### Instructions for the task:
Go through the listing and write out all of it exactly.

### Supplied material:
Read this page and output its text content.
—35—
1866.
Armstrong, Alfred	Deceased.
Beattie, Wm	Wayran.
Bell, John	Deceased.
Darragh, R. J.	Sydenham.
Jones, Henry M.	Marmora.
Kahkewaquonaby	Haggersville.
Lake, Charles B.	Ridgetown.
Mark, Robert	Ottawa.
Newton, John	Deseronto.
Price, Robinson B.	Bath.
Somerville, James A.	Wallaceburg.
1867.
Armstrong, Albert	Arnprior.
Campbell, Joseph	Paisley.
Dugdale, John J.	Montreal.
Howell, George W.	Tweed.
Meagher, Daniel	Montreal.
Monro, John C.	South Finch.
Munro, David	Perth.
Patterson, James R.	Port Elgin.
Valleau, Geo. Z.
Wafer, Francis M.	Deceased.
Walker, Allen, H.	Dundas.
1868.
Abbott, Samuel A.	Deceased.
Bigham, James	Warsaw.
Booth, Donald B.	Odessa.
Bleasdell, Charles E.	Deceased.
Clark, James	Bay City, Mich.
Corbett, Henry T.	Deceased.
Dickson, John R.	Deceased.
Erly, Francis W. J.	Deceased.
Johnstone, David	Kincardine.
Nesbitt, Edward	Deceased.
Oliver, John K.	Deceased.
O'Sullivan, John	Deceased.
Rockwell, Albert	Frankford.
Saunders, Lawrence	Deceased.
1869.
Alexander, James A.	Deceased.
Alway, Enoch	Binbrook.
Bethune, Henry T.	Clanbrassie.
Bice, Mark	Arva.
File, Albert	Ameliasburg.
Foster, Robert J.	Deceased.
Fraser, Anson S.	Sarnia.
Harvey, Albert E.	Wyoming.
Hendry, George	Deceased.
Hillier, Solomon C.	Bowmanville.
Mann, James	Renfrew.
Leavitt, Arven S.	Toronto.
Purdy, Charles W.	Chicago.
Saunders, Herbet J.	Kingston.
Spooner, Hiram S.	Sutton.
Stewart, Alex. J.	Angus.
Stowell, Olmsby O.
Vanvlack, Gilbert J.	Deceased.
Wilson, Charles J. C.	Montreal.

### Answer in full:
Read this page and output its text content.
—35—
1866.
Armstrong, Alfred	Deceased.
Beattie, Wm	Wayran.
Bell, John	Deceased.
Darragh, R. J.	Sydenham.
Jones, Henry M.	Marmora.
Kahkewaquonaby	Haggersville.
Lake, Charles B.	Ridgetown.
Mark, Robert	Ottawa.
Newton, John	Deseronto.
Price, Robinson B.	Bath.
Somerville, James A.	Wallaceburg.
1867.
Armstrong, Albert	Arnprior.
Campbell, Joseph	Paisley.
Dugdale, John J.	Montreal.
Howell, George W.	Tweed.
Meagher, Daniel	Montreal.
Monro, John C.	South Finch.
Munro, David	Perth.
Patterson, James R.	Port Elgin.
Valleau, Geo. Z.
Wafer, Francis M.	Deceased.
Walker, Allen, H.	Dundas.
1868.
Abbott, Samuel A.	Deceased.
Bigham, James	Warsaw.
Booth, Donald B.	Odessa.
Bleasdell, Charles E.	Deceased.
Clark, James	Bay City, Mich.
Corbett, Henry T.	Deceased.
Dickson, John R.	Deceased.
Erly, Francis W. J.	Deceased.
Johnstone, David	Kincardine.
Nesbitt, Edward	Deceased.
Oliver, John K.	Deceased.
O'Sullivan, John	Deceased.
Rockwell, Albert	Frankford.
Saunders, Lawrence	Deceased.
1869.
Alexander, James A.	Deceased.
Alway, Enoch	Binbrook.
Bethune, Henry T.	Clanbrassie.
Bice, Mark	Arva.
File, Albert	Ameliasburg.
Foster, Robert J.	Deceased.
Fraser, Anson S.	Sarnia.
Harvey, Albert E.	Wyoming.
Hendry, George	Deceased.
Hillier, Solomon C.	Bowmanville.
Mann, James	Renfrew.
Leavitt, Arven S.	Toronto.
Purdy, Charles W.	Chicago.
Saunders, Herbet J.	Kingston.
Spooner, Hiram S.	Sutton.
Stewart, Alex. J.	Angus.
Stowell, Olmsby O.
Vanvlack, Gilbert J.	Deceased.
Wilson, Charles J. C.	Montreal.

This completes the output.